◆ Task to complete: Since only the total is wanted, give the number of lines in the listing below that hold the string "Survival" and add nothing.

*** Opening Dataset entries ***

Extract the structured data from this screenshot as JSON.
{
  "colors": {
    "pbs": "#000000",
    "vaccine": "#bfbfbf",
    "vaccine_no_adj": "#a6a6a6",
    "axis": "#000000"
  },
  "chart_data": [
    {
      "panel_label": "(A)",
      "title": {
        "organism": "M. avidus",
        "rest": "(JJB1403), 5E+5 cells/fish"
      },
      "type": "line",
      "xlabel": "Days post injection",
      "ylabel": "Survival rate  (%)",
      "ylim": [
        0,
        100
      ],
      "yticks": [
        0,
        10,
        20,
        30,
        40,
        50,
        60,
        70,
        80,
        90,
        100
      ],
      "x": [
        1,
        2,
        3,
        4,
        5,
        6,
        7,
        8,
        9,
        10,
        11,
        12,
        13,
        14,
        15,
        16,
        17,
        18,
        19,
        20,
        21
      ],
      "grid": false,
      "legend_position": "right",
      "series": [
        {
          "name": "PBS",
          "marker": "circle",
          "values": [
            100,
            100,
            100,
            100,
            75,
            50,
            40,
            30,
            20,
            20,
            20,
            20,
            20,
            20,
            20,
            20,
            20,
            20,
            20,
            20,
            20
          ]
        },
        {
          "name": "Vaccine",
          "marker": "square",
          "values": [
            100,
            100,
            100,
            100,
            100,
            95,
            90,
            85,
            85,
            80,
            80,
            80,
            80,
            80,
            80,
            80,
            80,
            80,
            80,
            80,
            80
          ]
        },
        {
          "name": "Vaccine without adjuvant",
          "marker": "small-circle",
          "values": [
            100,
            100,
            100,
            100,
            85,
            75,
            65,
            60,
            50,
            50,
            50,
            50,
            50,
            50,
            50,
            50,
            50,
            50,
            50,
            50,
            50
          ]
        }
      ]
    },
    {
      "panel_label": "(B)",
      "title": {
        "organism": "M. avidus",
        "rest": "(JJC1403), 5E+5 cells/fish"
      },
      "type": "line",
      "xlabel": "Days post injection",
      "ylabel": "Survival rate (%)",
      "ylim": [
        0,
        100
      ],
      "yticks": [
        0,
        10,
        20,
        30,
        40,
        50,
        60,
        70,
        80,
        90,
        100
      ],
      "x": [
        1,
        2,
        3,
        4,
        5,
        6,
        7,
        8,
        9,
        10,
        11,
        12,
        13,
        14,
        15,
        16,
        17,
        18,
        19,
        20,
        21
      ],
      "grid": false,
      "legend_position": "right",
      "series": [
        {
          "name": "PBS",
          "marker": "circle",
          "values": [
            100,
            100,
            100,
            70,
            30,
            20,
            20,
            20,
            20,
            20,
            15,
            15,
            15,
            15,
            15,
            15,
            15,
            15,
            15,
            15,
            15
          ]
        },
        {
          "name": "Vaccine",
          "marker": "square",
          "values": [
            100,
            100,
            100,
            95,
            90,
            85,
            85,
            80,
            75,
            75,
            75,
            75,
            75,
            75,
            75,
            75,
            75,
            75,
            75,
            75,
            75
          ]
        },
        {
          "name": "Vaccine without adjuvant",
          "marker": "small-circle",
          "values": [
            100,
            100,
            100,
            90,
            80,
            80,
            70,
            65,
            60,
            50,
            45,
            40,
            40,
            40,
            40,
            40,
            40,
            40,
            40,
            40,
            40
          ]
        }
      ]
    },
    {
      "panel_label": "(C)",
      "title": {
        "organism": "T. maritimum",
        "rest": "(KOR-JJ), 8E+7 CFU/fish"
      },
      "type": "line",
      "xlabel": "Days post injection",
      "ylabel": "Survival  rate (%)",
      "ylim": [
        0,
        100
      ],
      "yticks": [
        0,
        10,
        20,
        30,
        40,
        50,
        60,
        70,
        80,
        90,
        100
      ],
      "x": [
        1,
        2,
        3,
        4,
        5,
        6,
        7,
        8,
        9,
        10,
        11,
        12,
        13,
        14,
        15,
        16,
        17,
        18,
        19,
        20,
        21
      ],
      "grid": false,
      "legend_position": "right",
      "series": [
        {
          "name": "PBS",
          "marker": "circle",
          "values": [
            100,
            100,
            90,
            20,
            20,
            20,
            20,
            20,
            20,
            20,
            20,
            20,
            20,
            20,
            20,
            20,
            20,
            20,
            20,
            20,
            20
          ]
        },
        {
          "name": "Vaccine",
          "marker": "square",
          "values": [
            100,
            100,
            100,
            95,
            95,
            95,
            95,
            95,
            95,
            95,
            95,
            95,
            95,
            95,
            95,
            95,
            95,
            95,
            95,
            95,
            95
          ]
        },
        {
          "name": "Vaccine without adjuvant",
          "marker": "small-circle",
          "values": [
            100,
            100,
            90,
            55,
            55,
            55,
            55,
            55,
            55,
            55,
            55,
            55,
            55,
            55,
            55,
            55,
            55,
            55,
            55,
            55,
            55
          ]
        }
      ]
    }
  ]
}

*** Closing Dataset entries ***

◆ Your response: 3